Aim: Quote, without any change, the line that contains "Parse this screenshot: output" and all lines that follow it to the end of the data below.

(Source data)
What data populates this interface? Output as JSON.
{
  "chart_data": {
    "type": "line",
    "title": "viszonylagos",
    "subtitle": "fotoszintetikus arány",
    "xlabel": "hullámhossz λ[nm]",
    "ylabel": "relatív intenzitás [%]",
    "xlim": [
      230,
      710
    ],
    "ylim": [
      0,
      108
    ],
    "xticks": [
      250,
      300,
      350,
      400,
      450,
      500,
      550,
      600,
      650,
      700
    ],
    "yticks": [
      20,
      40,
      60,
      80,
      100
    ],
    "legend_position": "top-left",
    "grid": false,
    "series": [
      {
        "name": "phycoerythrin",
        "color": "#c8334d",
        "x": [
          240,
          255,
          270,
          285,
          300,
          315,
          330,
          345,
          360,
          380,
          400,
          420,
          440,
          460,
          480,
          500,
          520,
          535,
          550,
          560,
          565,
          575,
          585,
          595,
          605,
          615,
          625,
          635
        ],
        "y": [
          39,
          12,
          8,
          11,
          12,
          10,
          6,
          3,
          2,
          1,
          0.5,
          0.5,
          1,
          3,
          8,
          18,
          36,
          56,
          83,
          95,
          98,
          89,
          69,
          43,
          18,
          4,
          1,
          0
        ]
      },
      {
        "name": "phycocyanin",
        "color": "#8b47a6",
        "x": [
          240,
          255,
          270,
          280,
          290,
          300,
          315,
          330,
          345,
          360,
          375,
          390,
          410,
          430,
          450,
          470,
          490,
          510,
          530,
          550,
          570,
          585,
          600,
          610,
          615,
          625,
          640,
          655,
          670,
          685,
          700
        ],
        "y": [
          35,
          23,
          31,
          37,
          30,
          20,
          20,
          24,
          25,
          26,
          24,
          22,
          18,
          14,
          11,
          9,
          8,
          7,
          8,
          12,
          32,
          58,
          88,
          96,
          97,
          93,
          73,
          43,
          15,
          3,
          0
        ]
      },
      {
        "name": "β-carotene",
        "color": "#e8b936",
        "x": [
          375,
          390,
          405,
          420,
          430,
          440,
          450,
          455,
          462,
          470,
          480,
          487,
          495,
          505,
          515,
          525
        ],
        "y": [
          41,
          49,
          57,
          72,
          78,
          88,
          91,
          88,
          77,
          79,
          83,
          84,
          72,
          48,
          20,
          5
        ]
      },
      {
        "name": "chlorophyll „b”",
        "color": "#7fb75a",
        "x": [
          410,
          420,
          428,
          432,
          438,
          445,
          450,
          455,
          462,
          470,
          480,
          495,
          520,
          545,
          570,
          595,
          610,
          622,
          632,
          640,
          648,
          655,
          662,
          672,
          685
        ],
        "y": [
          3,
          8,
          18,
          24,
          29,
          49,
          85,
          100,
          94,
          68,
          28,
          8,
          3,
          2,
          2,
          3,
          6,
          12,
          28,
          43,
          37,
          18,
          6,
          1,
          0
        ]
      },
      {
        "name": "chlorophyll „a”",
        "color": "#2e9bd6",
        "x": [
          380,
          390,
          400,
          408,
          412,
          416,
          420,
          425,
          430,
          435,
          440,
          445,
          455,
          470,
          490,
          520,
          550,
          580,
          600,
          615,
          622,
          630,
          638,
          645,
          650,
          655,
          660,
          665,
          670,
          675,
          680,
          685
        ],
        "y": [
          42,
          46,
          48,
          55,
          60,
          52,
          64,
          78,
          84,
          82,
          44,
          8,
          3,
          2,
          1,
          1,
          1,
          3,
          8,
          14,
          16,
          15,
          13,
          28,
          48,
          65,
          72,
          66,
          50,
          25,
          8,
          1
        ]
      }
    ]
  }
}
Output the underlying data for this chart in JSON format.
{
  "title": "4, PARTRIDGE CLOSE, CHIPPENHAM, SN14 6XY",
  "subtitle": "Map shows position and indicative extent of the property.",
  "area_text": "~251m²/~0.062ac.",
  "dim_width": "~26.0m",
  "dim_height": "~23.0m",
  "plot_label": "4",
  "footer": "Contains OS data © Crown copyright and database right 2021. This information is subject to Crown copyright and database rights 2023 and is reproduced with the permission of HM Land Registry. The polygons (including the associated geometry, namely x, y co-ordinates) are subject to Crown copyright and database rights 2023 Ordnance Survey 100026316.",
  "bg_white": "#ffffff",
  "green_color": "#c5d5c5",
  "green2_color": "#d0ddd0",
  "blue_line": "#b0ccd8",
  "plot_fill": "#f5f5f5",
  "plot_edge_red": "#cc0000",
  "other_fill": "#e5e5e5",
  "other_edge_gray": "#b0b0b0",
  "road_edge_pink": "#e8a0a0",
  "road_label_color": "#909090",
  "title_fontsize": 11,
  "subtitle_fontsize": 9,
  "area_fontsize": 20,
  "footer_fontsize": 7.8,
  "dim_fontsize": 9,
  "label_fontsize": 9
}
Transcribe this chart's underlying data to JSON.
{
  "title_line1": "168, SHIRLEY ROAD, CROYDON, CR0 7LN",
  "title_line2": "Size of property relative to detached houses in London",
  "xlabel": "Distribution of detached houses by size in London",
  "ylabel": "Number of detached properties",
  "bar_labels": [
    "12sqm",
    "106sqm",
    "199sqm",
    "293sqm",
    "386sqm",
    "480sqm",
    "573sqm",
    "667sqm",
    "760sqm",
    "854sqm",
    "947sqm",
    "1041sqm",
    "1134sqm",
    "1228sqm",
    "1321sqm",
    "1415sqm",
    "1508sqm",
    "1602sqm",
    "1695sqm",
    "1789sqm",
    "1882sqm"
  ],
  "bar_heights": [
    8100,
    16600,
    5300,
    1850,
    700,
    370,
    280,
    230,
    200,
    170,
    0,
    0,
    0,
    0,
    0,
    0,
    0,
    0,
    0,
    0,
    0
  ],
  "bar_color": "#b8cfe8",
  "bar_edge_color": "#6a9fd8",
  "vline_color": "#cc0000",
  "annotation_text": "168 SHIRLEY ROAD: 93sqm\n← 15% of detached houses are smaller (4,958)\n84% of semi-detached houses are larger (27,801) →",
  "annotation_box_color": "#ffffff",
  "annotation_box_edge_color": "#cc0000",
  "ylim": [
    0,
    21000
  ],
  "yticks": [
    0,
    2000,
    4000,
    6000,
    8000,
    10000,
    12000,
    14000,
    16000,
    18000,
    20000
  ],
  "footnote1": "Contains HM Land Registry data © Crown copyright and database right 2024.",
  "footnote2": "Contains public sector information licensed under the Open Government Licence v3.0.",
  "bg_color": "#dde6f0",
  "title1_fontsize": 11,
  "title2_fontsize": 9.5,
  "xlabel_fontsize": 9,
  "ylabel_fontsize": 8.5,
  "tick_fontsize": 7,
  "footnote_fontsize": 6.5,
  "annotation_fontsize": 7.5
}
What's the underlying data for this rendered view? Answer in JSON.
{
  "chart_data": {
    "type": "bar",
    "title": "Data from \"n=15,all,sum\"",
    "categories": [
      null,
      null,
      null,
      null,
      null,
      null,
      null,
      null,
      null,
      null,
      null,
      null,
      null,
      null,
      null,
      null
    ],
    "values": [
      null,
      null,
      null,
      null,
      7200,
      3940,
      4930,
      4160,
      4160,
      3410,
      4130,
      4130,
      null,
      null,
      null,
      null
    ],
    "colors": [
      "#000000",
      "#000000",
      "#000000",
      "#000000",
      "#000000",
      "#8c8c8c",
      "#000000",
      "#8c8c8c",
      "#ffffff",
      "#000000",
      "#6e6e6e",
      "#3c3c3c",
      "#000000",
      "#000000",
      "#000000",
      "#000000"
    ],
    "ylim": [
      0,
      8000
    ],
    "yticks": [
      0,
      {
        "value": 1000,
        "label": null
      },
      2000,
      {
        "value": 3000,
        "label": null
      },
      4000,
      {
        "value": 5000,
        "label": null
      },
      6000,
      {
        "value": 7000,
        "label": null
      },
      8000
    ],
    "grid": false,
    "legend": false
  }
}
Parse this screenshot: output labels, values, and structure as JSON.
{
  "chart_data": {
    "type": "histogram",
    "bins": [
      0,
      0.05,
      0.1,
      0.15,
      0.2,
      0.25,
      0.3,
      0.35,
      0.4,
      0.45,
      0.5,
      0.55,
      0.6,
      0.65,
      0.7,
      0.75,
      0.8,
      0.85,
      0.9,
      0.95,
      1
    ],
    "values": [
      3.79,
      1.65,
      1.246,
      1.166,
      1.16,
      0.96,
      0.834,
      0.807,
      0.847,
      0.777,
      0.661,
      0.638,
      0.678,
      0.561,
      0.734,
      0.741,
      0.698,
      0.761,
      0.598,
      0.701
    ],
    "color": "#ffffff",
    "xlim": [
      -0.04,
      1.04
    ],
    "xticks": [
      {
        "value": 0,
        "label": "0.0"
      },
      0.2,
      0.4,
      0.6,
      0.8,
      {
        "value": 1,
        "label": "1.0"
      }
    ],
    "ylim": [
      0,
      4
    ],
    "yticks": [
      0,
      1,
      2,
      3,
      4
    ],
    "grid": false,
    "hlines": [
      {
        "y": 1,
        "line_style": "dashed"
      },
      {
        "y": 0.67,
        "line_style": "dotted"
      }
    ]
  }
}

Result of this task:
Parse this screenshot: output labels, values, and structure as JSON.
{
  "chart_data": {
    "type": "histogram",
    "bins": [
      0,
      0.05,
      0.1,
      0.15,
      0.2,
      0.25,
      0.3,
      0.35,
      0.4,
      0.45,
      0.5,
      0.55,
      0.6,
      0.65,
      0.7,
      0.75,
      0.8,
      0.85,
      0.9,
      0.95,
      1
    ],
    "values": [
      3.79,
      1.65,
      1.246,
      1.166,
      1.16,
      0.96,
      0.834,
      0.807,
      0.847,
      0.777,
      0.661,
      0.638,
      0.678,
      0.561,
      0.734,
      0.741,
      0.698,
      0.761,
      0.598,
      0.701
    ],
    "color": "#ffffff",
    "xlim": [
      -0.04,
      1.04
    ],
    "xticks": [
      {
        "value": 0,
        "label": "0.0"
      },
      0.2,
      0.4,
      0.6,
      0.8,
      {
        "value": 1,
        "label": "1.0"
      }
    ],
    "ylim": [
      0,
      4
    ],
    "yticks": [
      0,
      1,
      2,
      3,
      4
    ],
    "grid": false,
    "hlines": [
      {
        "y": 1,
        "line_style": "dashed"
      },
      {
        "y": 0.67,
        "line_style": "dotted"
      }
    ]
  }
}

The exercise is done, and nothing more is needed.